§ **THE EXERCISE**: Collect each line of the records containing the string "style".

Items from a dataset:
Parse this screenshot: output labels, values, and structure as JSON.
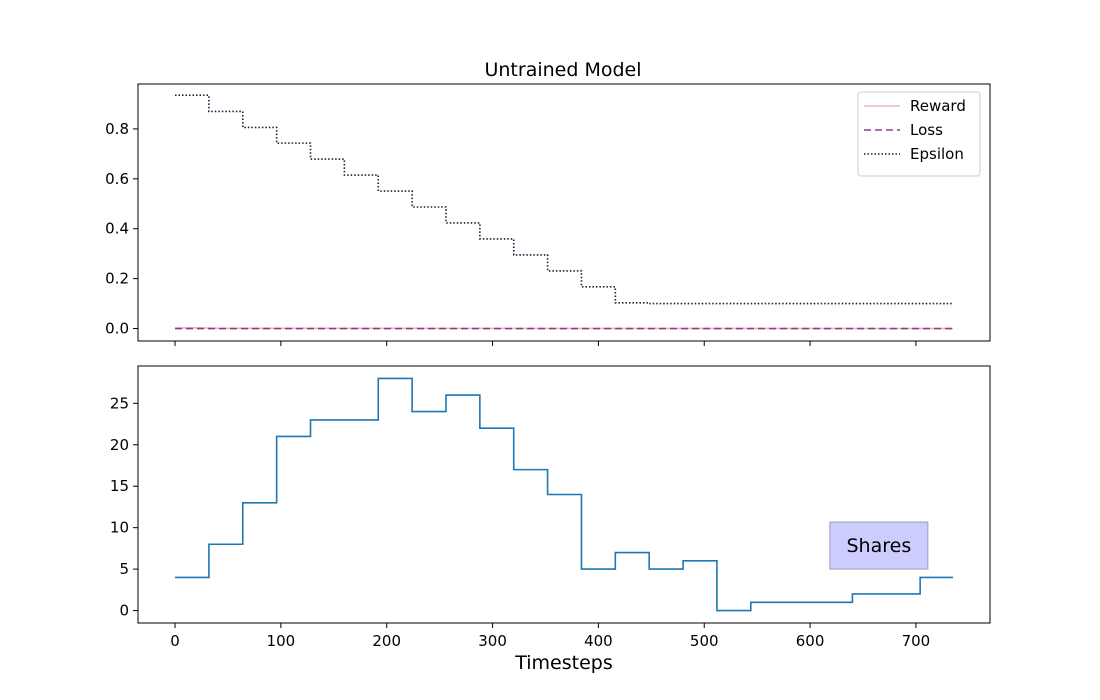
{
  "chart_data": [
    {
      "type": "line",
      "title": "Untrained Model",
      "xlim": [
        -35,
        770
      ],
      "ylim": [
        -0.05,
        0.98
      ],
      "xticks": [
        0,
        100,
        200,
        300,
        400,
        500,
        600,
        700
      ],
      "yticks": [
        0.0,
        0.2,
        0.4,
        0.6,
        0.8
      ],
      "ytick_labels": [
        "0.0",
        "0.2",
        "0.4",
        "0.6",
        "0.8"
      ],
      "show_xtick_labels": false,
      "legend_position": "top-right",
      "series": [
        {
          "name": "Reward",
          "color": "#f0b5b5",
          "style": "solid",
          "points": [
            [
              0,
              0.002
            ],
            [
              20,
              0.003
            ],
            [
              40,
              0.001
            ],
            [
              735,
              0.0
            ]
          ]
        },
        {
          "name": "Loss",
          "color": "#8e3d87",
          "style": "dashed",
          "points": [
            [
              0,
              0.0
            ],
            [
              735,
              0.0
            ]
          ]
        },
        {
          "name": "Epsilon",
          "color": "#1c1c3a",
          "style": "dotted",
          "step": true,
          "points": [
            [
              0,
              0.935
            ],
            [
              32,
              0.87
            ],
            [
              64,
              0.806
            ],
            [
              96,
              0.743
            ],
            [
              128,
              0.679
            ],
            [
              160,
              0.615
            ],
            [
              192,
              0.551
            ],
            [
              224,
              0.487
            ],
            [
              256,
              0.423
            ],
            [
              288,
              0.359
            ],
            [
              320,
              0.295
            ],
            [
              352,
              0.231
            ],
            [
              384,
              0.167
            ],
            [
              416,
              0.103
            ],
            [
              448,
              0.1
            ],
            [
              735,
              0.1
            ]
          ]
        }
      ]
    },
    {
      "type": "line",
      "xlabel": "Timesteps",
      "xlim": [
        -35,
        770
      ],
      "ylim": [
        -1.5,
        29.5
      ],
      "xticks": [
        0,
        100,
        200,
        300,
        400,
        500,
        600,
        700
      ],
      "xtick_labels": [
        "0",
        "100",
        "200",
        "300",
        "400",
        "500",
        "600",
        "700"
      ],
      "yticks": [
        0,
        5,
        10,
        15,
        20,
        25
      ],
      "ytick_labels": [
        "0",
        "5",
        "10",
        "15",
        "20",
        "25"
      ],
      "annotation": {
        "text": "Shares",
        "x": 665,
        "y": 7.9,
        "box_color": "#ccccff"
      },
      "series": [
        {
          "color": "#1f77b4",
          "style": "solid",
          "step": true,
          "points": [
            [
              0,
              4
            ],
            [
              32,
              8
            ],
            [
              64,
              13
            ],
            [
              96,
              21
            ],
            [
              128,
              23
            ],
            [
              192,
              28
            ],
            [
              224,
              24
            ],
            [
              256,
              26
            ],
            [
              288,
              22
            ],
            [
              320,
              17
            ],
            [
              352,
              14
            ],
            [
              384,
              5
            ],
            [
              416,
              7
            ],
            [
              448,
              5
            ],
            [
              480,
              6
            ],
            [
              512,
              0
            ],
            [
              544,
              1
            ],
            [
              640,
              2
            ],
            [
              704,
              4
            ],
            [
              735,
              4
            ]
          ]
        }
      ]
    }
  ]
}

§ **TASK SOLUTION**:
          "style": "solid",
          "style": "dashed",
          "style": "dotted",
          "style": "solid",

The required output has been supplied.